An exact copy of all the data is required, with pictures left out.

▸ **DATA SUPPLIED**

>> begin

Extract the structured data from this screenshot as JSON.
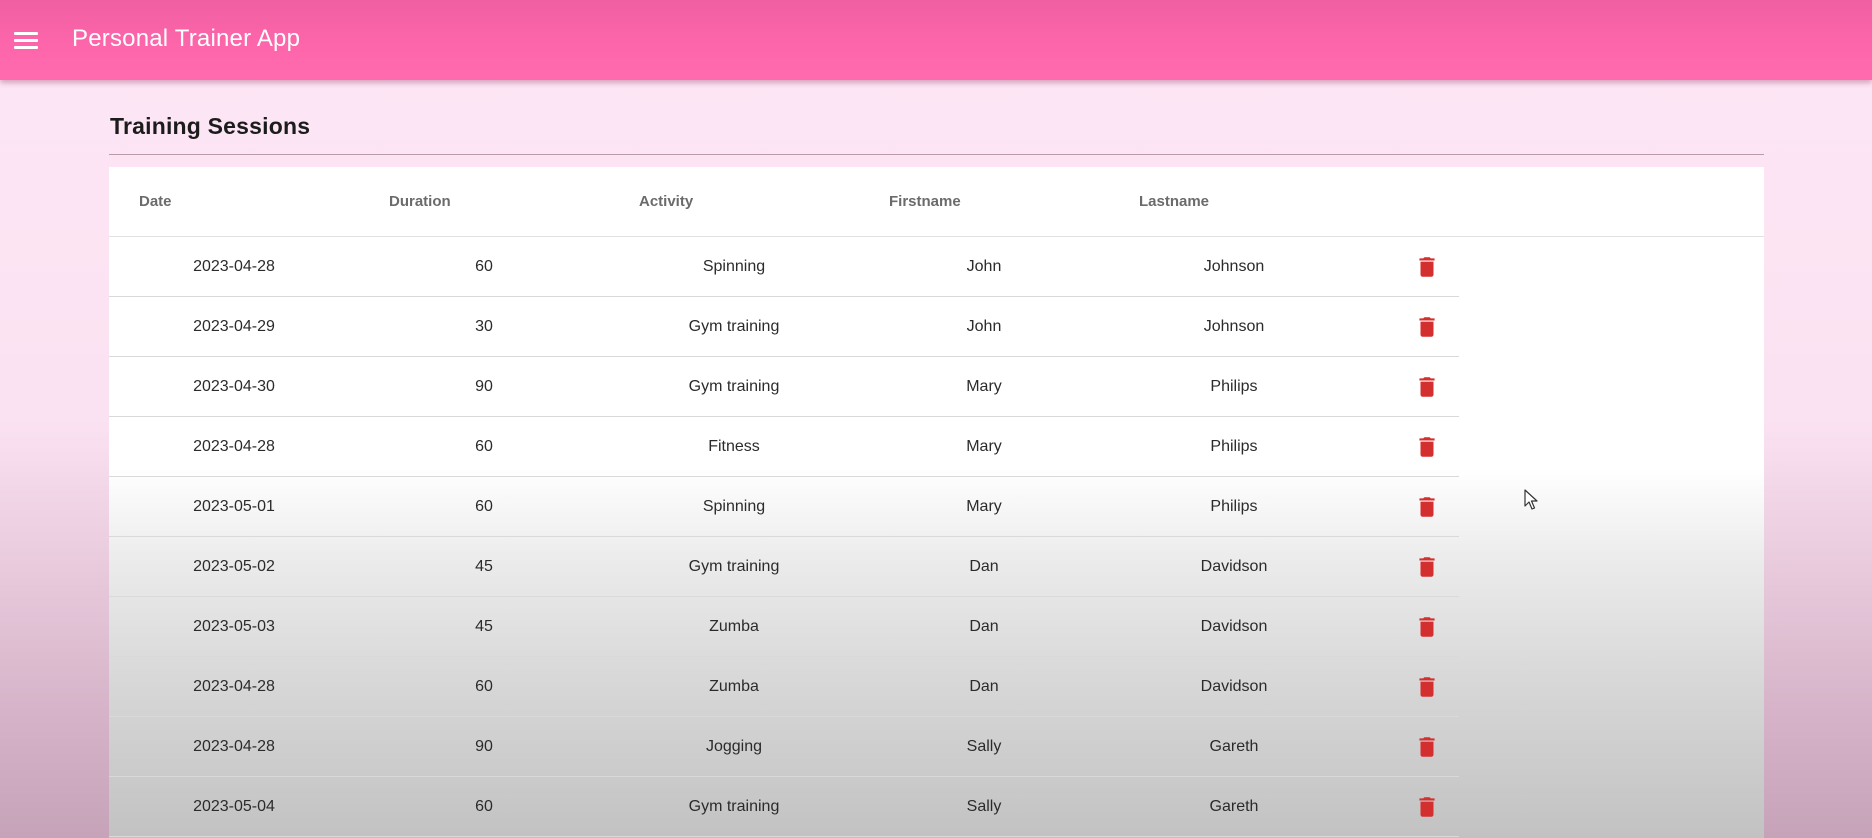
{
  "app": {
    "title": "Personal Trainer App"
  },
  "page": {
    "title": "Training Sessions"
  },
  "table": {
    "columns": [
      "Date",
      "Duration",
      "Activity",
      "Firstname",
      "Lastname"
    ],
    "rows": [
      {
        "date": "2023-04-28",
        "duration": "60",
        "activity": "Spinning",
        "firstname": "John",
        "lastname": "Johnson"
      },
      {
        "date": "2023-04-29",
        "duration": "30",
        "activity": "Gym training",
        "firstname": "John",
        "lastname": "Johnson"
      },
      {
        "date": "2023-04-30",
        "duration": "90",
        "activity": "Gym training",
        "firstname": "Mary",
        "lastname": "Philips"
      },
      {
        "date": "2023-04-28",
        "duration": "60",
        "activity": "Fitness",
        "firstname": "Mary",
        "lastname": "Philips"
      },
      {
        "date": "2023-05-01",
        "duration": "60",
        "activity": "Spinning",
        "firstname": "Mary",
        "lastname": "Philips"
      },
      {
        "date": "2023-05-02",
        "duration": "45",
        "activity": "Gym training",
        "firstname": "Dan",
        "lastname": "Davidson"
      },
      {
        "date": "2023-05-03",
        "duration": "45",
        "activity": "Zumba",
        "firstname": "Dan",
        "lastname": "Davidson"
      },
      {
        "date": "2023-04-28",
        "duration": "60",
        "activity": "Zumba",
        "firstname": "Dan",
        "lastname": "Davidson"
      },
      {
        "date": "2023-04-28",
        "duration": "90",
        "activity": "Jogging",
        "firstname": "Sally",
        "lastname": "Gareth"
      },
      {
        "date": "2023-05-04",
        "duration": "60",
        "activity": "Gym training",
        "firstname": "Sally",
        "lastname": "Gareth"
      }
    ],
    "delete_icon": "trash-icon"
  },
  "colors": {
    "appbar": "#ff66ab",
    "delete": "#d32f2f",
    "page_background": "#fde6f5"
  }
}
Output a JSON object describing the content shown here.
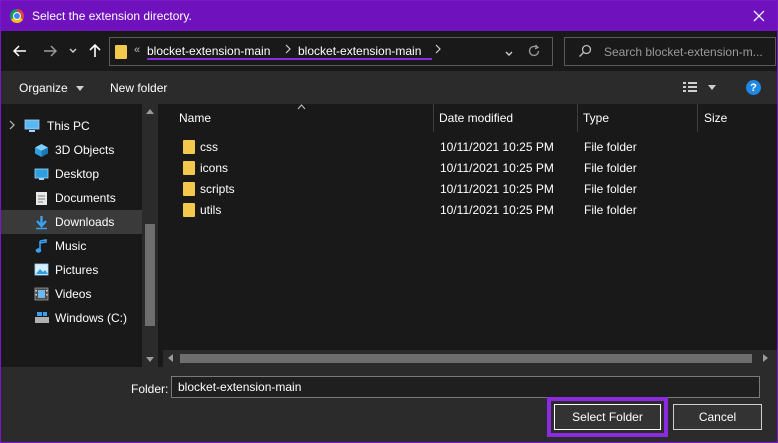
{
  "window": {
    "title": "Select the extension directory."
  },
  "address": {
    "overflow_glyph": "«",
    "crumbs": [
      "blocket-extension-main",
      "blocket-extension-main"
    ]
  },
  "search": {
    "placeholder": "Search blocket-extension-m..."
  },
  "toolbar": {
    "organize_label": "Organize",
    "new_folder_label": "New folder",
    "help_label": "?"
  },
  "nav": {
    "items": [
      {
        "label": "This PC",
        "icon": "pc-icon"
      },
      {
        "label": "3D Objects",
        "icon": "3d-objects-icon"
      },
      {
        "label": "Desktop",
        "icon": "desktop-icon"
      },
      {
        "label": "Documents",
        "icon": "documents-icon"
      },
      {
        "label": "Downloads",
        "icon": "downloads-icon",
        "selected": true
      },
      {
        "label": "Music",
        "icon": "music-icon"
      },
      {
        "label": "Pictures",
        "icon": "pictures-icon"
      },
      {
        "label": "Videos",
        "icon": "videos-icon"
      },
      {
        "label": "Windows (C:)",
        "icon": "drive-icon"
      }
    ]
  },
  "files": {
    "columns": [
      "Name",
      "Date modified",
      "Type",
      "Size"
    ],
    "rows": [
      {
        "name": "css",
        "date": "10/11/2021 10:25 PM",
        "type": "File folder",
        "size": ""
      },
      {
        "name": "icons",
        "date": "10/11/2021 10:25 PM",
        "type": "File folder",
        "size": ""
      },
      {
        "name": "scripts",
        "date": "10/11/2021 10:25 PM",
        "type": "File folder",
        "size": ""
      },
      {
        "name": "utils",
        "date": "10/11/2021 10:25 PM",
        "type": "File folder",
        "size": ""
      }
    ]
  },
  "footer": {
    "folder_label": "Folder:",
    "folder_value": "blocket-extension-main",
    "select_label": "Select Folder",
    "cancel_label": "Cancel"
  },
  "colors": {
    "title_bar": "#6f12be",
    "highlight": "#8a2be2",
    "background": "#191919",
    "folder_yellow": "#f2c94c"
  }
}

>> end

▸ **CORRECT RESULT**
Extract the structured data from this screenshot as JSON.
{
  "app": {
    "title": "Personal Trainer App"
  },
  "page": {
    "title": "Training Sessions"
  },
  "table": {
    "columns": [
      "Date",
      "Duration",
      "Activity",
      "Firstname",
      "Lastname"
    ],
    "rows": [
      {
        "date": "2023-04-28",
        "duration": "60",
        "activity": "Spinning",
        "firstname": "John",
        "lastname": "Johnson"
      },
      {
        "date": "2023-04-29",
        "duration": "30",
        "activity": "Gym training",
        "firstname": "John",
        "lastname": "Johnson"
      },
      {
        "date": "2023-04-30",
        "duration": "90",
        "activity": "Gym training",
        "firstname": "Mary",
        "lastname": "Philips"
      },
      {
        "date": "2023-04-28",
        "duration": "60",
        "activity": "Fitness",
        "firstname": "Mary",
        "lastname": "Philips"
      },
      {
        "date": "2023-05-01",
        "duration": "60",
        "activity": "Spinning",
        "firstname": "Mary",
        "lastname": "Philips"
      },
      {
        "date": "2023-05-02",
        "duration": "45",
        "activity": "Gym training",
        "firstname": "Dan",
        "lastname": "Davidson"
      },
      {
        "date": "2023-05-03",
        "duration": "45",
        "activity": "Zumba",
        "firstname": "Dan",
        "lastname": "Davidson"
      },
      {
        "date": "2023-04-28",
        "duration": "60",
        "activity": "Zumba",
        "firstname": "Dan",
        "lastname": "Davidson"
      },
      {
        "date": "2023-04-28",
        "duration": "90",
        "activity": "Jogging",
        "firstname": "Sally",
        "lastname": "Gareth"
      },
      {
        "date": "2023-05-04",
        "duration": "60",
        "activity": "Gym training",
        "firstname": "Sally",
        "lastname": "Gareth"
      }
    ],
    "delete_icon": "trash-icon"
  },
  "colors": {
    "appbar": "#ff66ab",
    "delete": "#d32f2f",
    "page_background": "#fde6f5"
  }
}
Output a JSON object describing the content shown here.
{
  "window": {
    "title": "Select the extension directory."
  },
  "address": {
    "overflow_glyph": "«",
    "crumbs": [
      "blocket-extension-main",
      "blocket-extension-main"
    ]
  },
  "search": {
    "placeholder": "Search blocket-extension-m..."
  },
  "toolbar": {
    "organize_label": "Organize",
    "new_folder_label": "New folder",
    "help_label": "?"
  },
  "nav": {
    "items": [
      {
        "label": "This PC",
        "icon": "pc-icon"
      },
      {
        "label": "3D Objects",
        "icon": "3d-objects-icon"
      },
      {
        "label": "Desktop",
        "icon": "desktop-icon"
      },
      {
        "label": "Documents",
        "icon": "documents-icon"
      },
      {
        "label": "Downloads",
        "icon": "downloads-icon",
        "selected": true
      },
      {
        "label": "Music",
        "icon": "music-icon"
      },
      {
        "label": "Pictures",
        "icon": "pictures-icon"
      },
      {
        "label": "Videos",
        "icon": "videos-icon"
      },
      {
        "label": "Windows (C:)",
        "icon": "drive-icon"
      }
    ]
  },
  "files": {
    "columns": [
      "Name",
      "Date modified",
      "Type",
      "Size"
    ],
    "rows": [
      {
        "name": "css",
        "date": "10/11/2021 10:25 PM",
        "type": "File folder",
        "size": ""
      },
      {
        "name": "icons",
        "date": "10/11/2021 10:25 PM",
        "type": "File folder",
        "size": ""
      },
      {
        "name": "scripts",
        "date": "10/11/2021 10:25 PM",
        "type": "File folder",
        "size": ""
      },
      {
        "name": "utils",
        "date": "10/11/2021 10:25 PM",
        "type": "File folder",
        "size": ""
      }
    ]
  },
  "footer": {
    "folder_label": "Folder:",
    "folder_value": "blocket-extension-main",
    "select_label": "Select Folder",
    "cancel_label": "Cancel"
  },
  "colors": {
    "title_bar": "#6f12be",
    "highlight": "#8a2be2",
    "background": "#191919",
    "folder_yellow": "#f2c94c"
  }
}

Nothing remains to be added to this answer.